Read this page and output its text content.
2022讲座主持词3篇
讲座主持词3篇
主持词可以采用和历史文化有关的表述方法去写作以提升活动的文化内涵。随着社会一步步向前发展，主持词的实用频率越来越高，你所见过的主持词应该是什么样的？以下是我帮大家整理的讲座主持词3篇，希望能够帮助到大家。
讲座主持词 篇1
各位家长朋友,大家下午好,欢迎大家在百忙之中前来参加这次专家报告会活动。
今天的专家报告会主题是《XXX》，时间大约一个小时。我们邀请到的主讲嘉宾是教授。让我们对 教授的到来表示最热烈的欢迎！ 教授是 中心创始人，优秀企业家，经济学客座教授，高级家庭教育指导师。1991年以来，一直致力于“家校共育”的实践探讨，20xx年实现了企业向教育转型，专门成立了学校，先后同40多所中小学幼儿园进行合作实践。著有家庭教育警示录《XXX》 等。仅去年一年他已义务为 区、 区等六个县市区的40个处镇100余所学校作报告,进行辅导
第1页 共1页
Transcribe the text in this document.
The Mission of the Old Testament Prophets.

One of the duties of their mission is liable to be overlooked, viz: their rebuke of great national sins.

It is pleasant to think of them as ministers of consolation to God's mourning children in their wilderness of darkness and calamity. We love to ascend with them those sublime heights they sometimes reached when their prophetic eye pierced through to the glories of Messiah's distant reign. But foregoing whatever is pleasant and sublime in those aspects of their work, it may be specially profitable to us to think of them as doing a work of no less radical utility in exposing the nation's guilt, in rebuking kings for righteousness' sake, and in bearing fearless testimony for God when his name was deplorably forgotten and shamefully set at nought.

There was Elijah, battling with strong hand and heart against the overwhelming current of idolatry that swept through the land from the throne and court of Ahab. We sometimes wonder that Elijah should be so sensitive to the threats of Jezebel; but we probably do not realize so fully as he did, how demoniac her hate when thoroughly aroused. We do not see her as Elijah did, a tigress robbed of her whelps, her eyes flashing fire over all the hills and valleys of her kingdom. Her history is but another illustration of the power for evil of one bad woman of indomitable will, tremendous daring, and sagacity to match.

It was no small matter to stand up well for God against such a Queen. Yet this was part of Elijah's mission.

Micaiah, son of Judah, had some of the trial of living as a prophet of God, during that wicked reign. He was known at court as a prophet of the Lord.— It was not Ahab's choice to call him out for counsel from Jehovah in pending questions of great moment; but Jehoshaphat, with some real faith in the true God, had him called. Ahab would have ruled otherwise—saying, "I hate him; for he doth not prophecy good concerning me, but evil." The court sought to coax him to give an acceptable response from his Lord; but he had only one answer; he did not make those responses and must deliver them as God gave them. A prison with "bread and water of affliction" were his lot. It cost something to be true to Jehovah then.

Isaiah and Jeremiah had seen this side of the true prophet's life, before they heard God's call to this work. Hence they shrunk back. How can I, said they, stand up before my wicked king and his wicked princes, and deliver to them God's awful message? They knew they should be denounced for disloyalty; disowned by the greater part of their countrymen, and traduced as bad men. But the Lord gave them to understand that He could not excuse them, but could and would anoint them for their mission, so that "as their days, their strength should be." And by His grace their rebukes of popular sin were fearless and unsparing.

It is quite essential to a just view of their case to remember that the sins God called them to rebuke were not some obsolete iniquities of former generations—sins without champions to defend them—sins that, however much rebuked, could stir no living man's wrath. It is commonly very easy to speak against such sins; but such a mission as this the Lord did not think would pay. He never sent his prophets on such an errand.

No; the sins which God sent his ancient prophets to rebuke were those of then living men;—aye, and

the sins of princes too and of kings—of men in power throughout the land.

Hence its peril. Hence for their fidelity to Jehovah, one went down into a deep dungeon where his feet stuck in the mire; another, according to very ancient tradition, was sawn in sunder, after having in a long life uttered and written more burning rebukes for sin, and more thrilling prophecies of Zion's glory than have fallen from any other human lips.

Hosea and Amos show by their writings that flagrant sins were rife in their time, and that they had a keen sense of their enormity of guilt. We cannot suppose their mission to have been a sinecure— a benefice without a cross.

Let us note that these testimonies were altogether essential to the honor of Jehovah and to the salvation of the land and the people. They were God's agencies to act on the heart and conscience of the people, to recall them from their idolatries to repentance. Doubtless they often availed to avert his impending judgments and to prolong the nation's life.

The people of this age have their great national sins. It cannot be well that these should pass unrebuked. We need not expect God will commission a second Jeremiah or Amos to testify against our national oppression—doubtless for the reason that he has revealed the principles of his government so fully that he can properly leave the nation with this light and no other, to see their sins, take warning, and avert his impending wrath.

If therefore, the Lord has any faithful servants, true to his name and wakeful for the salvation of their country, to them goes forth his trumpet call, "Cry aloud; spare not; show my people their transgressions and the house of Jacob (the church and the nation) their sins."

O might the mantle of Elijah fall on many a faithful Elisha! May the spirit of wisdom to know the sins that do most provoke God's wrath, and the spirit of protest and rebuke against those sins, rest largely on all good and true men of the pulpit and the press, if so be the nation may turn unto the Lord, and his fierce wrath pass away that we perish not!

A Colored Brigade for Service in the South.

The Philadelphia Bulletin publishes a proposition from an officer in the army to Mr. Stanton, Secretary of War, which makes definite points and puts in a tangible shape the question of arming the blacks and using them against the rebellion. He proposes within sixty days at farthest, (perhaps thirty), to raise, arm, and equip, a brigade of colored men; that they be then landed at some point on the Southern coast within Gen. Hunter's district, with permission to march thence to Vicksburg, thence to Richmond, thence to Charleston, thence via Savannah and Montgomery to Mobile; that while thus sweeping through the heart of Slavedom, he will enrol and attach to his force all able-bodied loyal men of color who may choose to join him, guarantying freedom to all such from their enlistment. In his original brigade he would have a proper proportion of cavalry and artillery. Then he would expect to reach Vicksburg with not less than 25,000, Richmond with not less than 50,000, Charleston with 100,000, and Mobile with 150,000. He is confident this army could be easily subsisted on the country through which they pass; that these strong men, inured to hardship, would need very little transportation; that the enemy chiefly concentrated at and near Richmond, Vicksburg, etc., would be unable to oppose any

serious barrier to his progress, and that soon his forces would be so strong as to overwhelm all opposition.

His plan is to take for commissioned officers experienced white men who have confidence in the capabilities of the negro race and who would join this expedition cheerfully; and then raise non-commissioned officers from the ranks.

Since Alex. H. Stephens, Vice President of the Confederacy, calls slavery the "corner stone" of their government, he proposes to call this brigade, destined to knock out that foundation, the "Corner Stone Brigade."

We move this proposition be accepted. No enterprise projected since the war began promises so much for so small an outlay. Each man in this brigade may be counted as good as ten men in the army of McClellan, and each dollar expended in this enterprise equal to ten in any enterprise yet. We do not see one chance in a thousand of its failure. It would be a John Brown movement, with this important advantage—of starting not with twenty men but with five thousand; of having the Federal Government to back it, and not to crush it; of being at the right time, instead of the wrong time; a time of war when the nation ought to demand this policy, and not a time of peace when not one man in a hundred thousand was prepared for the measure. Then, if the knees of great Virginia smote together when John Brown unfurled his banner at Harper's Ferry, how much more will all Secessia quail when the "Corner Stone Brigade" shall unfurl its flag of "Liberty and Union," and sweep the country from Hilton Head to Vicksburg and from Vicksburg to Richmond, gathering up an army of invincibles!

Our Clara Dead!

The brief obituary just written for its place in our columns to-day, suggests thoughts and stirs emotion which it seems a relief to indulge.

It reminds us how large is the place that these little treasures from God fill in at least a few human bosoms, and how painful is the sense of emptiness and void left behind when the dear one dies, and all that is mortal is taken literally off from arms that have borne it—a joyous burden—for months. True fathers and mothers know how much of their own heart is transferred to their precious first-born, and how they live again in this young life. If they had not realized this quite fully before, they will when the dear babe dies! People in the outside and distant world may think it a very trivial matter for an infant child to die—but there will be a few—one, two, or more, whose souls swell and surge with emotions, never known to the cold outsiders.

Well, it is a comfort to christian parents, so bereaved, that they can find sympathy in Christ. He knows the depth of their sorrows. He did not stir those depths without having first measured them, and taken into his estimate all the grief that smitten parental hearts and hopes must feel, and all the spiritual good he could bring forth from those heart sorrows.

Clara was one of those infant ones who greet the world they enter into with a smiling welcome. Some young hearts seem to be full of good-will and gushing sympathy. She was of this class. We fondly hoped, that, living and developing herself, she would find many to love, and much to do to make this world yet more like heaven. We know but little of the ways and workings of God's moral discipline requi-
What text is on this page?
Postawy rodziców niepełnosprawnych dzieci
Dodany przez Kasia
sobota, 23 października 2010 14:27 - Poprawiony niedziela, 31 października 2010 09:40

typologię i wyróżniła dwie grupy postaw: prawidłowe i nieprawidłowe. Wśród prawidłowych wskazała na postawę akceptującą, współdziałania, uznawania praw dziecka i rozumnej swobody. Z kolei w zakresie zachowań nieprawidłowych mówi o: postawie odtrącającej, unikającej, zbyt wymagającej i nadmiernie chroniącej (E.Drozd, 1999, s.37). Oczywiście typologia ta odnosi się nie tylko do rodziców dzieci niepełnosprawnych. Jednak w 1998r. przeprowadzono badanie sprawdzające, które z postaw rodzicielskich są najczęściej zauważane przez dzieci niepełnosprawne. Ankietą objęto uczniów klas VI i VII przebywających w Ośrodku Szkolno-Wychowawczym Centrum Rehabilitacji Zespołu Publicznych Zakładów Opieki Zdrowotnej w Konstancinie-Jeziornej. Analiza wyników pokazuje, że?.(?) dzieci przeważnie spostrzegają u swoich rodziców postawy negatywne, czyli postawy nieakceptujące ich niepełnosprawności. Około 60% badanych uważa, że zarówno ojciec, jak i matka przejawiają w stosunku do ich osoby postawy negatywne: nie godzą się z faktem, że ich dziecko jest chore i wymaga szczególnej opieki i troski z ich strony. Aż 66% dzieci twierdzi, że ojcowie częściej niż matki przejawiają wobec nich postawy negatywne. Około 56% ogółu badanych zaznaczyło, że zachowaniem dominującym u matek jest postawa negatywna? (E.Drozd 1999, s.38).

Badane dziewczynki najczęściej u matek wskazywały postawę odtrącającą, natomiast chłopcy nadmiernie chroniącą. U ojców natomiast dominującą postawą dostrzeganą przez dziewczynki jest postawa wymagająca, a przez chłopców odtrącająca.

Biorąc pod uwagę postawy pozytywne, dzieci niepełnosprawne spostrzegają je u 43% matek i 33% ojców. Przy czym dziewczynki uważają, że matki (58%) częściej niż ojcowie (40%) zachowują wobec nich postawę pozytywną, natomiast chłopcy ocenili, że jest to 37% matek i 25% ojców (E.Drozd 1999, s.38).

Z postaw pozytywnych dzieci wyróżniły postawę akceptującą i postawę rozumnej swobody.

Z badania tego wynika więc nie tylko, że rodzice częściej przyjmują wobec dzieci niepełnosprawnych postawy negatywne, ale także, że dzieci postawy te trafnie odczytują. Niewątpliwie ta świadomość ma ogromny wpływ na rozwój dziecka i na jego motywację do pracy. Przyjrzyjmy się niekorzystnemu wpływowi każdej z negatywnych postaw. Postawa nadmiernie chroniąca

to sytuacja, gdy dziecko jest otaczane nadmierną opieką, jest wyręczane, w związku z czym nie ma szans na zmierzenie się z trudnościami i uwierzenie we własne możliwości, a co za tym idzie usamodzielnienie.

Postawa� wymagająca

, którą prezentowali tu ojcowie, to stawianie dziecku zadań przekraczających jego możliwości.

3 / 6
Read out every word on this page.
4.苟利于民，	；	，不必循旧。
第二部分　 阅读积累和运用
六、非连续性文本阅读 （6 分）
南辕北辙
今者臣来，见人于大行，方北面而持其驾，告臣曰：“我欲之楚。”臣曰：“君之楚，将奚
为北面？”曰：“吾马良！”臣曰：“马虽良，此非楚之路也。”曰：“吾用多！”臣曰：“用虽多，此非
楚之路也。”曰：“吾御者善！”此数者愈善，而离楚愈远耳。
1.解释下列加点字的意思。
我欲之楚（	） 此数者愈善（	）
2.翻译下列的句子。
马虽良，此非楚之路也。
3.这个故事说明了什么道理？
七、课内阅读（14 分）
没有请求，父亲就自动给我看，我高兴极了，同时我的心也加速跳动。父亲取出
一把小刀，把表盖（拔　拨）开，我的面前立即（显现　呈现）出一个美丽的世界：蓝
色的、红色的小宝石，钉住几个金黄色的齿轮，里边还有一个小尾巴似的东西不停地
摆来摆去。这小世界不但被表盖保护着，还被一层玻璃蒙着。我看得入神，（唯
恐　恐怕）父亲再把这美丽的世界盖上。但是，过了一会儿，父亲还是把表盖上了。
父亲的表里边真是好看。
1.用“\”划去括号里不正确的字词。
----
PROBLEM DESCRIPTION:
From the listing, copy every line where the string "此非楚之路也" appears.

EXERCISE RESPONSE:
为北面？”曰：“吾马良！”臣曰：“马虽良，此非楚之路也。”曰：“吾用多！”臣曰：“用虽多，此非
马虽良，此非楚之路也。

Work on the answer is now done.